- **Exercise**
The listing below should be written out exactly; please include all of it.

== Material provided ==

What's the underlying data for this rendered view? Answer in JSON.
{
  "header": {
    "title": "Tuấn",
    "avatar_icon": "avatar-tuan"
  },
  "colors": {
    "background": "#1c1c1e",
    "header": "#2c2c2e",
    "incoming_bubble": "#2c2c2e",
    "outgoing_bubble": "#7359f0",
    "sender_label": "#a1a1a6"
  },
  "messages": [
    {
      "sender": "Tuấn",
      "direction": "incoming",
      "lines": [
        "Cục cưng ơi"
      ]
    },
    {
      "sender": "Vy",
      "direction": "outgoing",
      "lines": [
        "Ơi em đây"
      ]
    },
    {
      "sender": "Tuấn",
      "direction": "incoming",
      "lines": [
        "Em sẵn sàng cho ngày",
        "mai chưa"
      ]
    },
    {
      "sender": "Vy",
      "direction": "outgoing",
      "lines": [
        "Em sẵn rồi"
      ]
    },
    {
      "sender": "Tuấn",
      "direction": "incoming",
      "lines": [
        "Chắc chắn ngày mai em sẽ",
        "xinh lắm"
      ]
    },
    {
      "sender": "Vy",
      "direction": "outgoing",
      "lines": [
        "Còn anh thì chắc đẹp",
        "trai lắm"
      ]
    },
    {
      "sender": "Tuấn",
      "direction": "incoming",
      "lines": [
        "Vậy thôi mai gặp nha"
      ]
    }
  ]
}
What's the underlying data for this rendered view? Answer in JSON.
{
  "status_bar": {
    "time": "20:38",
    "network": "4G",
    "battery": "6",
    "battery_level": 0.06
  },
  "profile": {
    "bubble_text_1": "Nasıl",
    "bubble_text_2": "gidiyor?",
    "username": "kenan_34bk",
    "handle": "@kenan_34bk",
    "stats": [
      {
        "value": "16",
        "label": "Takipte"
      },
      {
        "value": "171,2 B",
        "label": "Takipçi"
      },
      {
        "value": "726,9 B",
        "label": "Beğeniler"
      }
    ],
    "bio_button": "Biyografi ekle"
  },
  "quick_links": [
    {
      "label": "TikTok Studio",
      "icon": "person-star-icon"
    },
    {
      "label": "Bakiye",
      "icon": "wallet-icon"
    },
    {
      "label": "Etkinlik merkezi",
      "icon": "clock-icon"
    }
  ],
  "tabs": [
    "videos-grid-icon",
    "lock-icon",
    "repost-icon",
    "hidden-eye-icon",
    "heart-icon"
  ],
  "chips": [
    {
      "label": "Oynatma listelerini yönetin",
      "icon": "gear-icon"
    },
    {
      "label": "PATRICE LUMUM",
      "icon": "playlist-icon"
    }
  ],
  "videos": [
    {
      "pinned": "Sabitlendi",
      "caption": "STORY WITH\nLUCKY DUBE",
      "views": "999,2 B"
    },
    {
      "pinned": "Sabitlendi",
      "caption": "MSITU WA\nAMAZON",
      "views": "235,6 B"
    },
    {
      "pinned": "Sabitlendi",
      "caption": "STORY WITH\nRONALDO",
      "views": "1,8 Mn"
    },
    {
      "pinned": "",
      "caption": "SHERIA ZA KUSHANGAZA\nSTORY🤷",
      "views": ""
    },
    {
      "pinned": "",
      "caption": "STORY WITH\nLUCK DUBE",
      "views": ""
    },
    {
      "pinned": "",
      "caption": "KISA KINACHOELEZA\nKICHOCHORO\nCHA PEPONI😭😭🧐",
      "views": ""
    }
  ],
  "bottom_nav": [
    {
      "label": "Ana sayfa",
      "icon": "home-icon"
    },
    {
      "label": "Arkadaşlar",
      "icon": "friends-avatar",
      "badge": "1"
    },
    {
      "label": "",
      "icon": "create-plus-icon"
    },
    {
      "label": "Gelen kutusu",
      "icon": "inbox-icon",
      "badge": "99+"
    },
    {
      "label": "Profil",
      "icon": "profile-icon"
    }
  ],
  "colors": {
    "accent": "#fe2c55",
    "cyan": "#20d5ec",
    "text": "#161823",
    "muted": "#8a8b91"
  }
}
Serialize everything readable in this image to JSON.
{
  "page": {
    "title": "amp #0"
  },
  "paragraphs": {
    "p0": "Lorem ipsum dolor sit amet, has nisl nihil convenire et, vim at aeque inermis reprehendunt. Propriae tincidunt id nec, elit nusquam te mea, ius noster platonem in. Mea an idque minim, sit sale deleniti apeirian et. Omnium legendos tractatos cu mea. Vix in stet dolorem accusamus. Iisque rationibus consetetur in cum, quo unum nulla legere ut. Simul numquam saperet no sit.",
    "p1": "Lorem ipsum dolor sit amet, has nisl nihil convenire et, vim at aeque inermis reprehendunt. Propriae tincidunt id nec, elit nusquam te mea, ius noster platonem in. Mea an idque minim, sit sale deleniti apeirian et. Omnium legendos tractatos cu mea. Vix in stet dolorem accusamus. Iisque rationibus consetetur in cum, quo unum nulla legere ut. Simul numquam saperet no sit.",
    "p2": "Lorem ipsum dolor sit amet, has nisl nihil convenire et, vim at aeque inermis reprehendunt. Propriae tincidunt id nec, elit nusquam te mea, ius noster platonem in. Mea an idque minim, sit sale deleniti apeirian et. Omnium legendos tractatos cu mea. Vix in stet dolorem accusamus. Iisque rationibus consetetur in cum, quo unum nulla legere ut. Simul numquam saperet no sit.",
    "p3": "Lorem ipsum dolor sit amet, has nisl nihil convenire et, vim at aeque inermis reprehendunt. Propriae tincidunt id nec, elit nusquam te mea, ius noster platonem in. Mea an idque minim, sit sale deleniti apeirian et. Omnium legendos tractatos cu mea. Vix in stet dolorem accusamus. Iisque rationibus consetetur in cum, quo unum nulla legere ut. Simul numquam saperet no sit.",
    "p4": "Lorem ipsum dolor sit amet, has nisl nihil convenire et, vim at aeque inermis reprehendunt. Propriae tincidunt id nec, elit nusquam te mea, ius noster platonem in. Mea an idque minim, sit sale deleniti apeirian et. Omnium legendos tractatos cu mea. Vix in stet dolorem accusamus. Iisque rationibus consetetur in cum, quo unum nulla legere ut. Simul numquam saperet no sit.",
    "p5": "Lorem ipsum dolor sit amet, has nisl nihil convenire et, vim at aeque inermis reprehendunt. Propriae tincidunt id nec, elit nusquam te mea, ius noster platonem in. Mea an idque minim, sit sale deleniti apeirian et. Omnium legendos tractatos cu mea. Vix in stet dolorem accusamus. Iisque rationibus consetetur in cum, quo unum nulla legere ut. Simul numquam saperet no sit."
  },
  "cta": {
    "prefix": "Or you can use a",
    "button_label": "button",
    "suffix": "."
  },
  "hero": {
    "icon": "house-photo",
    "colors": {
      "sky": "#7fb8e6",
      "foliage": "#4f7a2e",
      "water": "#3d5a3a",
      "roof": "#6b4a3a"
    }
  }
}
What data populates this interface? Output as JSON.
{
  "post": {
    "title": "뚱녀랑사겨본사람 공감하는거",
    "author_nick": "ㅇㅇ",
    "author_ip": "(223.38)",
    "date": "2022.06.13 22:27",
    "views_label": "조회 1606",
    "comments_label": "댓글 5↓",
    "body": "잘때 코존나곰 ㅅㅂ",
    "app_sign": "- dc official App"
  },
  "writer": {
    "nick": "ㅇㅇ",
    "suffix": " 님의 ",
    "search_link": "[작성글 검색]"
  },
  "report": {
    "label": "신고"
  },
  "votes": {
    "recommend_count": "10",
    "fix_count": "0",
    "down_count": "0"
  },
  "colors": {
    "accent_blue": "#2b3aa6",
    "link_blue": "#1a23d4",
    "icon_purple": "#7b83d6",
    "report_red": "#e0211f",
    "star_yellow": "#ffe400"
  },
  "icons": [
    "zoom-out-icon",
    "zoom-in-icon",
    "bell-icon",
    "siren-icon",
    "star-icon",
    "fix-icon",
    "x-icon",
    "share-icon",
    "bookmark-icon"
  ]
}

===

- **The answer**
What's the underlying data for this rendered view? Answer in JSON.
{
  "header": {
    "title": "Tuấn",
    "avatar_icon": "avatar-tuan"
  },
  "colors": {
    "background": "#1c1c1e",
    "header": "#2c2c2e",
    "incoming_bubble": "#2c2c2e",
    "outgoing_bubble": "#7359f0",
    "sender_label": "#a1a1a6"
  },
  "messages": [
    {
      "sender": "Tuấn",
      "direction": "incoming",
      "lines": [
        "Cục cưng ơi"
      ]
    },
    {
      "sender": "Vy",
      "direction": "outgoing",
      "lines": [
        "Ơi em đây"
      ]
    },
    {
      "sender": "Tuấn",
      "direction": "incoming",
      "lines": [
        "Em sẵn sàng cho ngày",
        "mai chưa"
      ]
    },
    {
      "sender": "Vy",
      "direction": "outgoing",
      "lines": [
        "Em sẵn rồi"
      ]
    },
    {
      "sender": "Tuấn",
      "direction": "incoming",
      "lines": [
        "Chắc chắn ngày mai em sẽ",
        "xinh lắm"
      ]
    },
    {
      "sender": "Vy",
      "direction": "outgoing",
      "lines": [
        "Còn anh thì chắc đẹp",
        "trai lắm"
      ]
    },
    {
      "sender": "Tuấn",
      "direction": "incoming",
      "lines": [
        "Vậy thôi mai gặp nha"
      ]
    }
  ]
}
What's the underlying data for this rendered view? Answer in JSON.
{
  "status_bar": {
    "time": "20:38",
    "network": "4G",
    "battery": "6",
    "battery_level": 0.06
  },
  "profile": {
    "bubble_text_1": "Nasıl",
    "bubble_text_2": "gidiyor?",
    "username": "kenan_34bk",
    "handle": "@kenan_34bk",
    "stats": [
      {
        "value": "16",
        "label": "Takipte"
      },
      {
        "value": "171,2 B",
        "label": "Takipçi"
      },
      {
        "value": "726,9 B",
        "label": "Beğeniler"
      }
    ],
    "bio_button": "Biyografi ekle"
  },
  "quick_links": [
    {
      "label": "TikTok Studio",
      "icon": "person-star-icon"
    },
    {
      "label": "Bakiye",
      "icon": "wallet-icon"
    },
    {
      "label": "Etkinlik merkezi",
      "icon": "clock-icon"
    }
  ],
  "tabs": [
    "videos-grid-icon",
    "lock-icon",
    "repost-icon",
    "hidden-eye-icon",
    "heart-icon"
  ],
  "chips": [
    {
      "label": "Oynatma listelerini yönetin",
      "icon": "gear-icon"
    },
    {
      "label": "PATRICE LUMUM",
      "icon": "playlist-icon"
    }
  ],
  "videos": [
    {
      "pinned": "Sabitlendi",
      "caption": "STORY WITH\nLUCKY DUBE",
      "views": "999,2 B"
    },
    {
      "pinned": "Sabitlendi",
      "caption": "MSITU WA\nAMAZON",
      "views": "235,6 B"
    },
    {
      "pinned": "Sabitlendi",
      "caption": "STORY WITH\nRONALDO",
      "views": "1,8 Mn"
    },
    {
      "pinned": "",
      "caption": "SHERIA ZA KUSHANGAZA\nSTORY🤷",
      "views": ""
    },
    {
      "pinned": "",
      "caption": "STORY WITH\nLUCK DUBE",
      "views": ""
    },
    {
      "pinned": "",
      "caption": "KISA KINACHOELEZA\nKICHOCHORO\nCHA PEPONI😭😭🧐",
      "views": ""
    }
  ],
  "bottom_nav": [
    {
      "label": "Ana sayfa",
      "icon": "home-icon"
    },
    {
      "label": "Arkadaşlar",
      "icon": "friends-avatar",
      "badge": "1"
    },
    {
      "label": "",
      "icon": "create-plus-icon"
    },
    {
      "label": "Gelen kutusu",
      "icon": "inbox-icon",
      "badge": "99+"
    },
    {
      "label": "Profil",
      "icon": "profile-icon"
    }
  ],
  "colors": {
    "accent": "#fe2c55",
    "cyan": "#20d5ec",
    "text": "#161823",
    "muted": "#8a8b91"
  }
}
Serialize everything readable in this image to JSON.
{
  "page": {
    "title": "amp #0"
  },
  "paragraphs": {
    "p0": "Lorem ipsum dolor sit amet, has nisl nihil convenire et, vim at aeque inermis reprehendunt. Propriae tincidunt id nec, elit nusquam te mea, ius noster platonem in. Mea an idque minim, sit sale deleniti apeirian et. Omnium legendos tractatos cu mea. Vix in stet dolorem accusamus. Iisque rationibus consetetur in cum, quo unum nulla legere ut. Simul numquam saperet no sit.",
    "p1": "Lorem ipsum dolor sit amet, has nisl nihil convenire et, vim at aeque inermis reprehendunt. Propriae tincidunt id nec, elit nusquam te mea, ius noster platonem in. Mea an idque minim, sit sale deleniti apeirian et. Omnium legendos tractatos cu mea. Vix in stet dolorem accusamus. Iisque rationibus consetetur in cum, quo unum nulla legere ut. Simul numquam saperet no sit.",
    "p2": "Lorem ipsum dolor sit amet, has nisl nihil convenire et, vim at aeque inermis reprehendunt. Propriae tincidunt id nec, elit nusquam te mea, ius noster platonem in. Mea an idque minim, sit sale deleniti apeirian et. Omnium legendos tractatos cu mea. Vix in stet dolorem accusamus. Iisque rationibus consetetur in cum, quo unum nulla legere ut. Simul numquam saperet no sit.",
    "p3": "Lorem ipsum dolor sit amet, has nisl nihil convenire et, vim at aeque inermis reprehendunt. Propriae tincidunt id nec, elit nusquam te mea, ius noster platonem in. Mea an idque minim, sit sale deleniti apeirian et. Omnium legendos tractatos cu mea. Vix in stet dolorem accusamus. Iisque rationibus consetetur in cum, quo unum nulla legere ut. Simul numquam saperet no sit.",
    "p4": "Lorem ipsum dolor sit amet, has nisl nihil convenire et, vim at aeque inermis reprehendunt. Propriae tincidunt id nec, elit nusquam te mea, ius noster platonem in. Mea an idque minim, sit sale deleniti apeirian et. Omnium legendos tractatos cu mea. Vix in stet dolorem accusamus. Iisque rationibus consetetur in cum, quo unum nulla legere ut. Simul numquam saperet no sit.",
    "p5": "Lorem ipsum dolor sit amet, has nisl nihil convenire et, vim at aeque inermis reprehendunt. Propriae tincidunt id nec, elit nusquam te mea, ius noster platonem in. Mea an idque minim, sit sale deleniti apeirian et. Omnium legendos tractatos cu mea. Vix in stet dolorem accusamus. Iisque rationibus consetetur in cum, quo unum nulla legere ut. Simul numquam saperet no sit."
  },
  "cta": {
    "prefix": "Or you can use a",
    "button_label": "button",
    "suffix": "."
  },
  "hero": {
    "icon": "house-photo",
    "colors": {
      "sky": "#7fb8e6",
      "foliage": "#4f7a2e",
      "water": "#3d5a3a",
      "roof": "#6b4a3a"
    }
  }
}
What data populates this interface? Output as JSON.
{
  "post": {
    "title": "뚱녀랑사겨본사람 공감하는거",
    "author_nick": "ㅇㅇ",
    "author_ip": "(223.38)",
    "date": "2022.06.13 22:27",
    "views_label": "조회 1606",
    "comments_label": "댓글 5↓",
    "body": "잘때 코존나곰 ㅅㅂ",
    "app_sign": "- dc official App"
  },
  "writer": {
    "nick": "ㅇㅇ",
    "suffix": " 님의 ",
    "search_link": "[작성글 검색]"
  },
  "report": {
    "label": "신고"
  },
  "votes": {
    "recommend_count": "10",
    "fix_count": "0",
    "down_count": "0"
  },
  "colors": {
    "accent_blue": "#2b3aa6",
    "link_blue": "#1a23d4",
    "icon_purple": "#7b83d6",
    "report_red": "#e0211f",
    "star_yellow": "#ffe400"
  },
  "icons": [
    "zoom-out-icon",
    "zoom-in-icon",
    "bell-icon",
    "siren-icon",
    "star-icon",
    "fix-icon",
    "x-icon",
    "share-icon",
    "bookmark-icon"
  ]
}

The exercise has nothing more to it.